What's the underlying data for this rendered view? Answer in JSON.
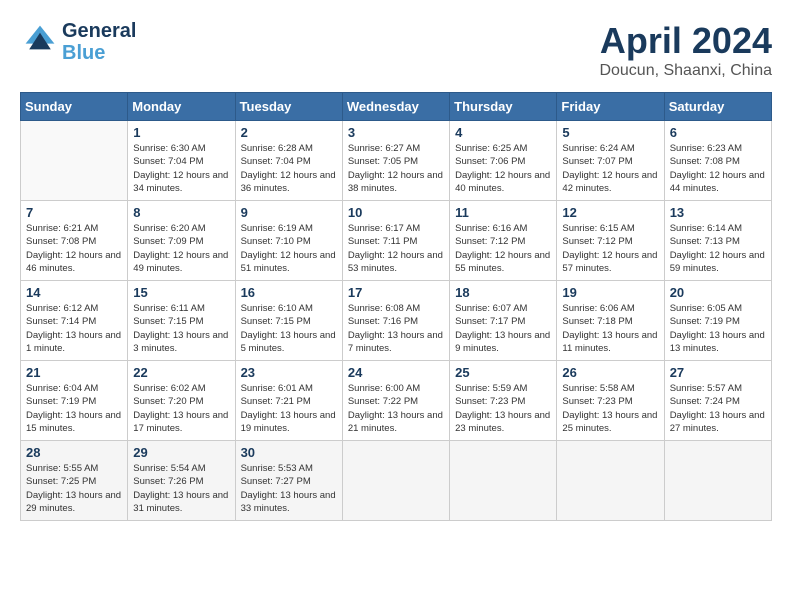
{
  "header": {
    "logo_general": "General",
    "logo_blue": "Blue",
    "title": "April 2024",
    "location": "Doucun, Shaanxi, China"
  },
  "weekdays": [
    "Sunday",
    "Monday",
    "Tuesday",
    "Wednesday",
    "Thursday",
    "Friday",
    "Saturday"
  ],
  "weeks": [
    [
      {
        "day": "",
        "sunrise": "",
        "sunset": "",
        "daylight": ""
      },
      {
        "day": "1",
        "sunrise": "6:30 AM",
        "sunset": "7:04 PM",
        "daylight": "12 hours and 34 minutes."
      },
      {
        "day": "2",
        "sunrise": "6:28 AM",
        "sunset": "7:04 PM",
        "daylight": "12 hours and 36 minutes."
      },
      {
        "day": "3",
        "sunrise": "6:27 AM",
        "sunset": "7:05 PM",
        "daylight": "12 hours and 38 minutes."
      },
      {
        "day": "4",
        "sunrise": "6:25 AM",
        "sunset": "7:06 PM",
        "daylight": "12 hours and 40 minutes."
      },
      {
        "day": "5",
        "sunrise": "6:24 AM",
        "sunset": "7:07 PM",
        "daylight": "12 hours and 42 minutes."
      },
      {
        "day": "6",
        "sunrise": "6:23 AM",
        "sunset": "7:08 PM",
        "daylight": "12 hours and 44 minutes."
      }
    ],
    [
      {
        "day": "7",
        "sunrise": "6:21 AM",
        "sunset": "7:08 PM",
        "daylight": "12 hours and 46 minutes."
      },
      {
        "day": "8",
        "sunrise": "6:20 AM",
        "sunset": "7:09 PM",
        "daylight": "12 hours and 49 minutes."
      },
      {
        "day": "9",
        "sunrise": "6:19 AM",
        "sunset": "7:10 PM",
        "daylight": "12 hours and 51 minutes."
      },
      {
        "day": "10",
        "sunrise": "6:17 AM",
        "sunset": "7:11 PM",
        "daylight": "12 hours and 53 minutes."
      },
      {
        "day": "11",
        "sunrise": "6:16 AM",
        "sunset": "7:12 PM",
        "daylight": "12 hours and 55 minutes."
      },
      {
        "day": "12",
        "sunrise": "6:15 AM",
        "sunset": "7:12 PM",
        "daylight": "12 hours and 57 minutes."
      },
      {
        "day": "13",
        "sunrise": "6:14 AM",
        "sunset": "7:13 PM",
        "daylight": "12 hours and 59 minutes."
      }
    ],
    [
      {
        "day": "14",
        "sunrise": "6:12 AM",
        "sunset": "7:14 PM",
        "daylight": "13 hours and 1 minute."
      },
      {
        "day": "15",
        "sunrise": "6:11 AM",
        "sunset": "7:15 PM",
        "daylight": "13 hours and 3 minutes."
      },
      {
        "day": "16",
        "sunrise": "6:10 AM",
        "sunset": "7:15 PM",
        "daylight": "13 hours and 5 minutes."
      },
      {
        "day": "17",
        "sunrise": "6:08 AM",
        "sunset": "7:16 PM",
        "daylight": "13 hours and 7 minutes."
      },
      {
        "day": "18",
        "sunrise": "6:07 AM",
        "sunset": "7:17 PM",
        "daylight": "13 hours and 9 minutes."
      },
      {
        "day": "19",
        "sunrise": "6:06 AM",
        "sunset": "7:18 PM",
        "daylight": "13 hours and 11 minutes."
      },
      {
        "day": "20",
        "sunrise": "6:05 AM",
        "sunset": "7:19 PM",
        "daylight": "13 hours and 13 minutes."
      }
    ],
    [
      {
        "day": "21",
        "sunrise": "6:04 AM",
        "sunset": "7:19 PM",
        "daylight": "13 hours and 15 minutes."
      },
      {
        "day": "22",
        "sunrise": "6:02 AM",
        "sunset": "7:20 PM",
        "daylight": "13 hours and 17 minutes."
      },
      {
        "day": "23",
        "sunrise": "6:01 AM",
        "sunset": "7:21 PM",
        "daylight": "13 hours and 19 minutes."
      },
      {
        "day": "24",
        "sunrise": "6:00 AM",
        "sunset": "7:22 PM",
        "daylight": "13 hours and 21 minutes."
      },
      {
        "day": "25",
        "sunrise": "5:59 AM",
        "sunset": "7:23 PM",
        "daylight": "13 hours and 23 minutes."
      },
      {
        "day": "26",
        "sunrise": "5:58 AM",
        "sunset": "7:23 PM",
        "daylight": "13 hours and 25 minutes."
      },
      {
        "day": "27",
        "sunrise": "5:57 AM",
        "sunset": "7:24 PM",
        "daylight": "13 hours and 27 minutes."
      }
    ],
    [
      {
        "day": "28",
        "sunrise": "5:55 AM",
        "sunset": "7:25 PM",
        "daylight": "13 hours and 29 minutes."
      },
      {
        "day": "29",
        "sunrise": "5:54 AM",
        "sunset": "7:26 PM",
        "daylight": "13 hours and 31 minutes."
      },
      {
        "day": "30",
        "sunrise": "5:53 AM",
        "sunset": "7:27 PM",
        "daylight": "13 hours and 33 minutes."
      },
      {
        "day": "",
        "sunrise": "",
        "sunset": "",
        "daylight": ""
      },
      {
        "day": "",
        "sunrise": "",
        "sunset": "",
        "daylight": ""
      },
      {
        "day": "",
        "sunrise": "",
        "sunset": "",
        "daylight": ""
      },
      {
        "day": "",
        "sunrise": "",
        "sunset": "",
        "daylight": ""
      }
    ]
  ]
}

▸ Goal of the exercise
Reproduce the records verbatim, omitting all images they contain.

▸ Finished exercise
What's the underlying data for this rendered view? Answer in JSON.
{
  "header": {
    "logo_general": "General",
    "logo_blue": "Blue",
    "title": "April 2024",
    "location": "Doucun, Shaanxi, China"
  },
  "weekdays": [
    "Sunday",
    "Monday",
    "Tuesday",
    "Wednesday",
    "Thursday",
    "Friday",
    "Saturday"
  ],
  "weeks": [
    [
      {
        "day": "",
        "sunrise": "",
        "sunset": "",
        "daylight": ""
      },
      {
        "day": "1",
        "sunrise": "6:30 AM",
        "sunset": "7:04 PM",
        "daylight": "12 hours and 34 minutes."
      },
      {
        "day": "2",
        "sunrise": "6:28 AM",
        "sunset": "7:04 PM",
        "daylight": "12 hours and 36 minutes."
      },
      {
        "day": "3",
        "sunrise": "6:27 AM",
        "sunset": "7:05 PM",
        "daylight": "12 hours and 38 minutes."
      },
      {
        "day": "4",
        "sunrise": "6:25 AM",
        "sunset": "7:06 PM",
        "daylight": "12 hours and 40 minutes."
      },
      {
        "day": "5",
        "sunrise": "6:24 AM",
        "sunset": "7:07 PM",
        "daylight": "12 hours and 42 minutes."
      },
      {
        "day": "6",
        "sunrise": "6:23 AM",
        "sunset": "7:08 PM",
        "daylight": "12 hours and 44 minutes."
      }
    ],
    [
      {
        "day": "7",
        "sunrise": "6:21 AM",
        "sunset": "7:08 PM",
        "daylight": "12 hours and 46 minutes."
      },
      {
        "day": "8",
        "sunrise": "6:20 AM",
        "sunset": "7:09 PM",
        "daylight": "12 hours and 49 minutes."
      },
      {
        "day": "9",
        "sunrise": "6:19 AM",
        "sunset": "7:10 PM",
        "daylight": "12 hours and 51 minutes."
      },
      {
        "day": "10",
        "sunrise": "6:17 AM",
        "sunset": "7:11 PM",
        "daylight": "12 hours and 53 minutes."
      },
      {
        "day": "11",
        "sunrise": "6:16 AM",
        "sunset": "7:12 PM",
        "daylight": "12 hours and 55 minutes."
      },
      {
        "day": "12",
        "sunrise": "6:15 AM",
        "sunset": "7:12 PM",
        "daylight": "12 hours and 57 minutes."
      },
      {
        "day": "13",
        "sunrise": "6:14 AM",
        "sunset": "7:13 PM",
        "daylight": "12 hours and 59 minutes."
      }
    ],
    [
      {
        "day": "14",
        "sunrise": "6:12 AM",
        "sunset": "7:14 PM",
        "daylight": "13 hours and 1 minute."
      },
      {
        "day": "15",
        "sunrise": "6:11 AM",
        "sunset": "7:15 PM",
        "daylight": "13 hours and 3 minutes."
      },
      {
        "day": "16",
        "sunrise": "6:10 AM",
        "sunset": "7:15 PM",
        "daylight": "13 hours and 5 minutes."
      },
      {
        "day": "17",
        "sunrise": "6:08 AM",
        "sunset": "7:16 PM",
        "daylight": "13 hours and 7 minutes."
      },
      {
        "day": "18",
        "sunrise": "6:07 AM",
        "sunset": "7:17 PM",
        "daylight": "13 hours and 9 minutes."
      },
      {
        "day": "19",
        "sunrise": "6:06 AM",
        "sunset": "7:18 PM",
        "daylight": "13 hours and 11 minutes."
      },
      {
        "day": "20",
        "sunrise": "6:05 AM",
        "sunset": "7:19 PM",
        "daylight": "13 hours and 13 minutes."
      }
    ],
    [
      {
        "day": "21",
        "sunrise": "6:04 AM",
        "sunset": "7:19 PM",
        "daylight": "13 hours and 15 minutes."
      },
      {
        "day": "22",
        "sunrise": "6:02 AM",
        "sunset": "7:20 PM",
        "daylight": "13 hours and 17 minutes."
      },
      {
        "day": "23",
        "sunrise": "6:01 AM",
        "sunset": "7:21 PM",
        "daylight": "13 hours and 19 minutes."
      },
      {
        "day": "24",
        "sunrise": "6:00 AM",
        "sunset": "7:22 PM",
        "daylight": "13 hours and 21 minutes."
      },
      {
        "day": "25",
        "sunrise": "5:59 AM",
        "sunset": "7:23 PM",
        "daylight": "13 hours and 23 minutes."
      },
      {
        "day": "26",
        "sunrise": "5:58 AM",
        "sunset": "7:23 PM",
        "daylight": "13 hours and 25 minutes."
      },
      {
        "day": "27",
        "sunrise": "5:57 AM",
        "sunset": "7:24 PM",
        "daylight": "13 hours and 27 minutes."
      }
    ],
    [
      {
        "day": "28",
        "sunrise": "5:55 AM",
        "sunset": "7:25 PM",
        "daylight": "13 hours and 29 minutes."
      },
      {
        "day": "29",
        "sunrise": "5:54 AM",
        "sunset": "7:26 PM",
        "daylight": "13 hours and 31 minutes."
      },
      {
        "day": "30",
        "sunrise": "5:53 AM",
        "sunset": "7:27 PM",
        "daylight": "13 hours and 33 minutes."
      },
      {
        "day": "",
        "sunrise": "",
        "sunset": "",
        "daylight": ""
      },
      {
        "day": "",
        "sunrise": "",
        "sunset": "",
        "daylight": ""
      },
      {
        "day": "",
        "sunrise": "",
        "sunset": "",
        "daylight": ""
      },
      {
        "day": "",
        "sunrise": "",
        "sunset": "",
        "daylight": ""
      }
    ]
  ]
}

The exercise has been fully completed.